The records below must be duplicated exactly, character for character.

Start

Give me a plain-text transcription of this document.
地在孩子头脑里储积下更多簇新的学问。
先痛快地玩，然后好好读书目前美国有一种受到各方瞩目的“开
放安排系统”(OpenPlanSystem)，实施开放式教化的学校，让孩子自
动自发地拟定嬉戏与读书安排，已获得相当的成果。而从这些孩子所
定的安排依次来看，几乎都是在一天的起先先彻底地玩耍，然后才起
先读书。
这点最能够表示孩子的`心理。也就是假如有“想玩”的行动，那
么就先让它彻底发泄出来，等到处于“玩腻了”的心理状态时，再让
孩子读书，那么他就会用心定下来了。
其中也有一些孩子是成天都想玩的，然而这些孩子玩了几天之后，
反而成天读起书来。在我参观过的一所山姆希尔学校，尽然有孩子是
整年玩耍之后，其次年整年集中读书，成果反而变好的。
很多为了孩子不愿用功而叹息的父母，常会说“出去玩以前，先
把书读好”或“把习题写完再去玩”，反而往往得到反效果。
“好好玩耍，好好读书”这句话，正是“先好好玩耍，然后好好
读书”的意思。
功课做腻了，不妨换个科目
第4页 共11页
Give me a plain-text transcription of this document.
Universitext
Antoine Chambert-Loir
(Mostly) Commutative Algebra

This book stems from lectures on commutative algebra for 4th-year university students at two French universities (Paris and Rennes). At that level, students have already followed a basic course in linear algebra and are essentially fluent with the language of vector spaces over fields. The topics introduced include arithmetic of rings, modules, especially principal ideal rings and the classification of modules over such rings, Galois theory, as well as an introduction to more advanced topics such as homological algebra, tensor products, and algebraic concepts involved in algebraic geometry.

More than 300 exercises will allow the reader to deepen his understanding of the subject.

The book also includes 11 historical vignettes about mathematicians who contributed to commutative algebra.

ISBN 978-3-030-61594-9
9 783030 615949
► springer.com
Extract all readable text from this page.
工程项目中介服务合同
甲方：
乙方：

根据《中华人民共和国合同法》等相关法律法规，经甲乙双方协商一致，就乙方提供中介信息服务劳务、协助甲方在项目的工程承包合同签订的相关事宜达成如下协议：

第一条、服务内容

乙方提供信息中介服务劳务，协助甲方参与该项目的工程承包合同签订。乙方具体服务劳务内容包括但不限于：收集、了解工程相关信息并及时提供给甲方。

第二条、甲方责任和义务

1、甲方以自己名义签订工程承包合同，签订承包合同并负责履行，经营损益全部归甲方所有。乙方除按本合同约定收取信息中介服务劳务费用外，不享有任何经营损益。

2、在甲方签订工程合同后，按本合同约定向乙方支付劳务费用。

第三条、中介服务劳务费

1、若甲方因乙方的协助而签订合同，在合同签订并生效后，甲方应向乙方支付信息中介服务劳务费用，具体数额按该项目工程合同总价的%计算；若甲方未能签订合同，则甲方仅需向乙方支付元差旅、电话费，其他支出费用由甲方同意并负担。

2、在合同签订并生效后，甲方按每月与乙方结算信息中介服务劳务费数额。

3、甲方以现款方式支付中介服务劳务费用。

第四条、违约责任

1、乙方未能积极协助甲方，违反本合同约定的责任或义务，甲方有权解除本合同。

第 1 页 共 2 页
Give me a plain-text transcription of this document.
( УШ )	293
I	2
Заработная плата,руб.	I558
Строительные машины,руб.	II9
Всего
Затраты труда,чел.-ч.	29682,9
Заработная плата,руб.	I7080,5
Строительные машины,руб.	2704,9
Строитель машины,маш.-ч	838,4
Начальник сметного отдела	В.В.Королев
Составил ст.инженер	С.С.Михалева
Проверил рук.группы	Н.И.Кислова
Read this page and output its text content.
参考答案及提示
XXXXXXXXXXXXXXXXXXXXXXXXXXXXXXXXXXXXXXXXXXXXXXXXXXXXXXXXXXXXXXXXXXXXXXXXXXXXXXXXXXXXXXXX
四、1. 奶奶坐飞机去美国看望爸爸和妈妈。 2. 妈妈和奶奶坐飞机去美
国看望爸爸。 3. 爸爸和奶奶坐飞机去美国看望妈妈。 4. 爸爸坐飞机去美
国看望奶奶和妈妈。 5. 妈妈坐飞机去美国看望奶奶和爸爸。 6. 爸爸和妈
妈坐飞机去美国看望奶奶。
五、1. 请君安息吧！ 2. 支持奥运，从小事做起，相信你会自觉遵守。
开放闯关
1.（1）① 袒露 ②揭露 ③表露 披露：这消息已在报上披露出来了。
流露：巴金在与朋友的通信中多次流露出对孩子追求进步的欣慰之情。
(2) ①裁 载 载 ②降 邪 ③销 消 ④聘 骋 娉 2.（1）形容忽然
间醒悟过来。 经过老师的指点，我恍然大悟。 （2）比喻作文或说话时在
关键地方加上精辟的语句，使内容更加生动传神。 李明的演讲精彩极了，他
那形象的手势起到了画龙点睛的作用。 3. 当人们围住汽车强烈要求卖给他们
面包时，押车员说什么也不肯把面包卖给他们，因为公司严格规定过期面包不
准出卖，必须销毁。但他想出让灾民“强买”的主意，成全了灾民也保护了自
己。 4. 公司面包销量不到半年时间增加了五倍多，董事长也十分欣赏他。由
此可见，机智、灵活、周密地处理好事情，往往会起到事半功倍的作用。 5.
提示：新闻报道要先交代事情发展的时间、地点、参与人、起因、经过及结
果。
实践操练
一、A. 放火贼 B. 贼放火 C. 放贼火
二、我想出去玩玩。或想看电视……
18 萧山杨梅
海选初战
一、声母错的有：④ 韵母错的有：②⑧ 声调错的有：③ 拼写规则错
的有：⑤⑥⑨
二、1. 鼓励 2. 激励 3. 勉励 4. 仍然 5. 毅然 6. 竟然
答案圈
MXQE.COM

End

WORKED SOLUTION -
Give me a plain-text transcription of this document.
地在孩子头脑里储积下更多簇新的学问。
先痛快地玩，然后好好读书目前美国有一种受到各方瞩目的“开
放安排系统”(OpenPlanSystem)，实施开放式教化的学校，让孩子自
动自发地拟定嬉戏与读书安排，已获得相当的成果。而从这些孩子所
定的安排依次来看，几乎都是在一天的起先先彻底地玩耍，然后才起
先读书。
这点最能够表示孩子的`心理。也就是假如有“想玩”的行动，那
么就先让它彻底发泄出来，等到处于“玩腻了”的心理状态时，再让
孩子读书，那么他就会用心定下来了。
其中也有一些孩子是成天都想玩的，然而这些孩子玩了几天之后，
反而成天读起书来。在我参观过的一所山姆希尔学校，尽然有孩子是
整年玩耍之后，其次年整年集中读书，成果反而变好的。
很多为了孩子不愿用功而叹息的父母，常会说“出去玩以前，先
把书读好”或“把习题写完再去玩”，反而往往得到反效果。
“好好玩耍，好好读书”这句话，正是“先好好玩耍，然后好好
读书”的意思。
功课做腻了，不妨换个科目
第4页 共11页
Give me a plain-text transcription of this document.
Universitext
Antoine Chambert-Loir
(Mostly) Commutative Algebra

This book stems from lectures on commutative algebra for 4th-year university students at two French universities (Paris and Rennes). At that level, students have already followed a basic course in linear algebra and are essentially fluent with the language of vector spaces over fields. The topics introduced include arithmetic of rings, modules, especially principal ideal rings and the classification of modules over such rings, Galois theory, as well as an introduction to more advanced topics such as homological algebra, tensor products, and algebraic concepts involved in algebraic geometry.

More than 300 exercises will allow the reader to deepen his understanding of the subject.

The book also includes 11 historical vignettes about mathematicians who contributed to commutative algebra.

ISBN 978-3-030-61594-9
9 783030 615949
► springer.com
Extract all readable text from this page.
工程项目中介服务合同
甲方：
乙方：

根据《中华人民共和国合同法》等相关法律法规，经甲乙双方协商一致，就乙方提供中介信息服务劳务、协助甲方在项目的工程承包合同签订的相关事宜达成如下协议：

第一条、服务内容

乙方提供信息中介服务劳务，协助甲方参与该项目的工程承包合同签订。乙方具体服务劳务内容包括但不限于：收集、了解工程相关信息并及时提供给甲方。

第二条、甲方责任和义务

1、甲方以自己名义签订工程承包合同，签订承包合同并负责履行，经营损益全部归甲方所有。乙方除按本合同约定收取信息中介服务劳务费用外，不享有任何经营损益。

2、在甲方签订工程合同后，按本合同约定向乙方支付劳务费用。

第三条、中介服务劳务费

1、若甲方因乙方的协助而签订合同，在合同签订并生效后，甲方应向乙方支付信息中介服务劳务费用，具体数额按该项目工程合同总价的%计算；若甲方未能签订合同，则甲方仅需向乙方支付元差旅、电话费，其他支出费用由甲方同意并负担。

2、在合同签订并生效后，甲方按每月与乙方结算信息中介服务劳务费数额。

3、甲方以现款方式支付中介服务劳务费用。

第四条、违约责任

1、乙方未能积极协助甲方，违反本合同约定的责任或义务，甲方有权解除本合同。

第 1 页 共 2 页
Give me a plain-text transcription of this document.
( УШ )	293
I	2
Заработная плата,руб.	I558
Строительные машины,руб.	II9
Всего
Затраты труда,чел.-ч.	29682,9
Заработная плата,руб.	I7080,5
Строительные машины,руб.	2704,9
Строитель машины,маш.-ч	838,4
Начальник сметного отдела	В.В.Королев
Составил ст.инженер	С.С.Михалева
Проверил рук.группы	Н.И.Кислова
Read this page and output its text content.
参考答案及提示
XXXXXXXXXXXXXXXXXXXXXXXXXXXXXXXXXXXXXXXXXXXXXXXXXXXXXXXXXXXXXXXXXXXXXXXXXXXXXXXXXXXXXXXX
四、1. 奶奶坐飞机去美国看望爸爸和妈妈。 2. 妈妈和奶奶坐飞机去美
国看望爸爸。 3. 爸爸和奶奶坐飞机去美国看望妈妈。 4. 爸爸坐飞机去美
国看望奶奶和妈妈。 5. 妈妈坐飞机去美国看望奶奶和爸爸。 6. 爸爸和妈
妈坐飞机去美国看望奶奶。
五、1. 请君安息吧！ 2. 支持奥运，从小事做起，相信你会自觉遵守。
开放闯关
1.（1）① 袒露 ②揭露 ③表露 披露：这消息已在报上披露出来了。
流露：巴金在与朋友的通信中多次流露出对孩子追求进步的欣慰之情。
(2) ①裁 载 载 ②降 邪 ③销 消 ④聘 骋 娉 2.（1）形容忽然
间醒悟过来。 经过老师的指点，我恍然大悟。 （2）比喻作文或说话时在
关键地方加上精辟的语句，使内容更加生动传神。 李明的演讲精彩极了，他
那形象的手势起到了画龙点睛的作用。 3. 当人们围住汽车强烈要求卖给他们
面包时，押车员说什么也不肯把面包卖给他们，因为公司严格规定过期面包不
准出卖，必须销毁。但他想出让灾民“强买”的主意，成全了灾民也保护了自
己。 4. 公司面包销量不到半年时间增加了五倍多，董事长也十分欣赏他。由
此可见，机智、灵活、周密地处理好事情，往往会起到事半功倍的作用。 5.
提示：新闻报道要先交代事情发展的时间、地点、参与人、起因、经过及结
果。
实践操练
一、A. 放火贼 B. 贼放火 C. 放贼火
二、我想出去玩玩。或想看电视……
18 萧山杨梅
海选初战
一、声母错的有：④ 韵母错的有：②⑧ 声调错的有：③ 拼写规则错
的有：⑤⑥⑨
二、1. 鼓励 2. 激励 3. 勉励 4. 仍然 5. 毅然 6. 竟然
答案圈
MXQE.COM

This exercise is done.